Stored entries =
* START *
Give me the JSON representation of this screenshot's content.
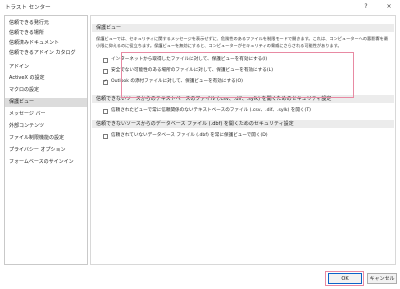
{
  "window": {
    "title": "トラスト センター",
    "help_label": "?",
    "close_label": "×"
  },
  "sidebar": {
    "items": [
      {
        "label": "信頼できる発行元",
        "selected": false
      },
      {
        "label": "信頼できる場所",
        "selected": false
      },
      {
        "label": "信頼済みドキュメント",
        "selected": false
      },
      {
        "label": "信頼できるアドイン カタログ",
        "selected": false
      },
      {
        "label": "アドイン",
        "selected": false
      },
      {
        "label": "ActiveX の設定",
        "selected": false
      },
      {
        "label": "マクロの設定",
        "selected": false
      },
      {
        "label": "保護ビュー",
        "selected": true
      },
      {
        "label": "メッセージ バー",
        "selected": false
      },
      {
        "label": "外部コンテンツ",
        "selected": false
      },
      {
        "label": "ファイル制限機能の設定",
        "selected": false
      },
      {
        "label": "プライバシー オプション",
        "selected": false
      },
      {
        "label": "フォームベースのサインイン",
        "selected": false
      }
    ]
  },
  "protected_view": {
    "header": "保護ビュー",
    "description": "保護ビューでは、セキュリティに関するメッセージを表示せずに、危険性のあるファイルを制限モードで開きます。これは、コンピューターへの悪影響を最小限に抑えるのに役立ちます。保護ビューを無効にすると、コンピューターがセキュリティの脅威にさらされる可能性があります。",
    "options": [
      {
        "label": "インターネットから取得したファイルに対して、保護ビューを有効にする(I)",
        "checked": false
      },
      {
        "label": "安全でない可能性のある場所のファイルに対して、保護ビューを有効にする(L)",
        "checked": false
      },
      {
        "label": "Outlook の添付ファイルに対して、保護ビューを有効にする(O)",
        "checked": true
      }
    ]
  },
  "text_source_section": {
    "header": "信頼できないソースからのテキストベースのファイル (.csv、.dif、.sylk) を開くためのセキュリティ設定",
    "option": {
      "label": "信頼されたビューで常に信頼関係のないテキストベースのファイル (.csv、.dif、.sylk) を開く(T)",
      "checked": false
    }
  },
  "database_section": {
    "header": "信頼できないソースからのデータベース ファイル (.dbf) を開くためのセキュリティ設定",
    "option": {
      "label": "信頼されていないデータベース ファイル (.dbf) を常に保護ビューで開く(D)",
      "checked": false
    }
  },
  "buttons": {
    "ok": "OK",
    "cancel": "キャンセル"
  },
  "colors": {
    "highlight": "#e88aa3",
    "selected_item": "#dcdcdc",
    "ok_border": "#0a64c8"
  }
}
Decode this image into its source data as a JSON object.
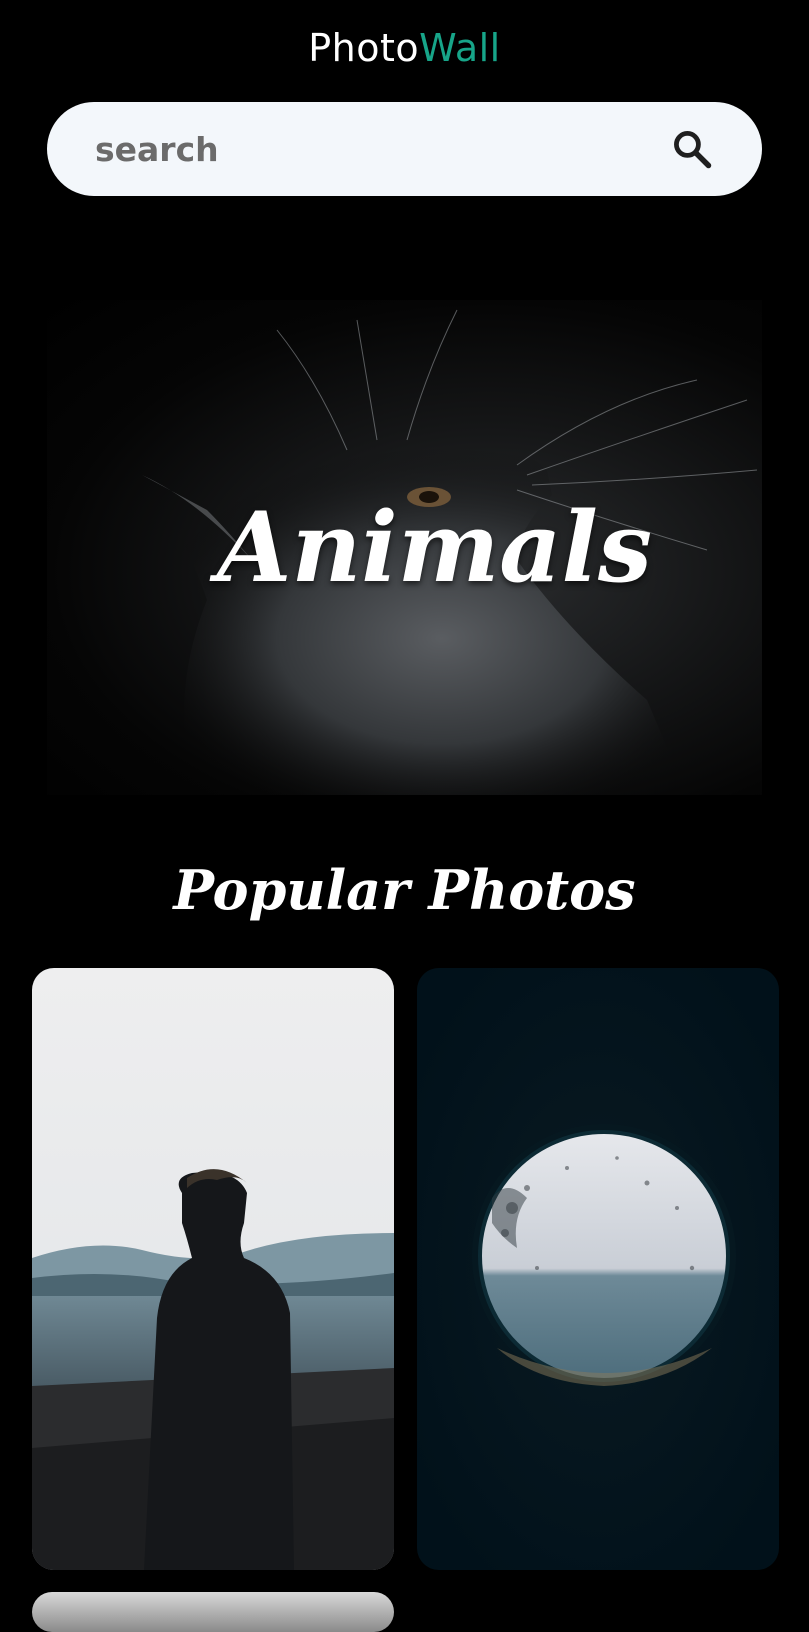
* END *
Task statement = Tally the lines above containing "this". Answer with the count only.

Task response = 2